Items from a figure collection:
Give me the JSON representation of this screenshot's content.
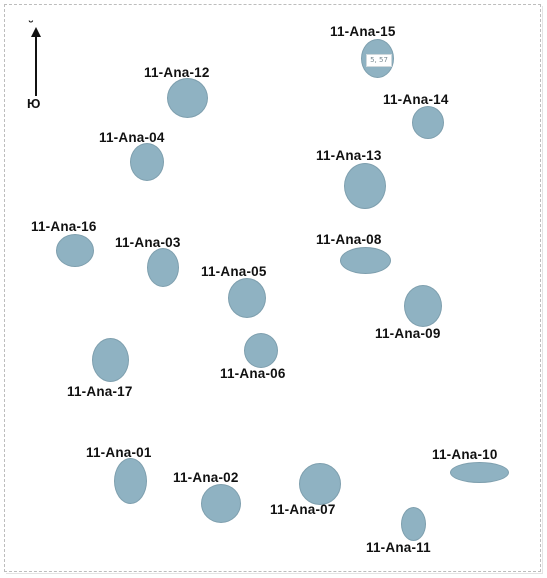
{
  "north": {
    "label": "Ю",
    "tick": "˘"
  },
  "colors": {
    "fill": "#8fb2c2",
    "stroke": "#7e9fae"
  },
  "anomalies": {
    "a01": {
      "label": "11-Ana-01"
    },
    "a02": {
      "label": "11-Ana-02"
    },
    "a03": {
      "label": "11-Ana-03"
    },
    "a04": {
      "label": "11-Ana-04"
    },
    "a05": {
      "label": "11-Ana-05"
    },
    "a06": {
      "label": "11-Ana-06"
    },
    "a07": {
      "label": "11-Ana-07"
    },
    "a08": {
      "label": "11-Ana-08"
    },
    "a09": {
      "label": "11-Ana-09"
    },
    "a10": {
      "label": "11-Ana-10"
    },
    "a11": {
      "label": "11-Ana-11"
    },
    "a12": {
      "label": "11-Ana-12"
    },
    "a13": {
      "label": "11-Ana-13"
    },
    "a14": {
      "label": "11-Ana-14"
    },
    "a15": {
      "label": "11-Ana-15",
      "badge": "5, 57"
    },
    "a16": {
      "label": "11-Ana-16"
    },
    "a17": {
      "label": "11-Ana-17"
    }
  }
}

#### Required work:
Send back the data above word for word, with the pictures left out.

#### Result of this exercise:
Give me the JSON representation of this screenshot's content.
{
  "north": {
    "label": "Ю",
    "tick": "˘"
  },
  "colors": {
    "fill": "#8fb2c2",
    "stroke": "#7e9fae"
  },
  "anomalies": {
    "a01": {
      "label": "11-Ana-01"
    },
    "a02": {
      "label": "11-Ana-02"
    },
    "a03": {
      "label": "11-Ana-03"
    },
    "a04": {
      "label": "11-Ana-04"
    },
    "a05": {
      "label": "11-Ana-05"
    },
    "a06": {
      "label": "11-Ana-06"
    },
    "a07": {
      "label": "11-Ana-07"
    },
    "a08": {
      "label": "11-Ana-08"
    },
    "a09": {
      "label": "11-Ana-09"
    },
    "a10": {
      "label": "11-Ana-10"
    },
    "a11": {
      "label": "11-Ana-11"
    },
    "a12": {
      "label": "11-Ana-12"
    },
    "a13": {
      "label": "11-Ana-13"
    },
    "a14": {
      "label": "11-Ana-14"
    },
    "a15": {
      "label": "11-Ana-15",
      "badge": "5, 57"
    },
    "a16": {
      "label": "11-Ana-16"
    },
    "a17": {
      "label": "11-Ana-17"
    }
  }
}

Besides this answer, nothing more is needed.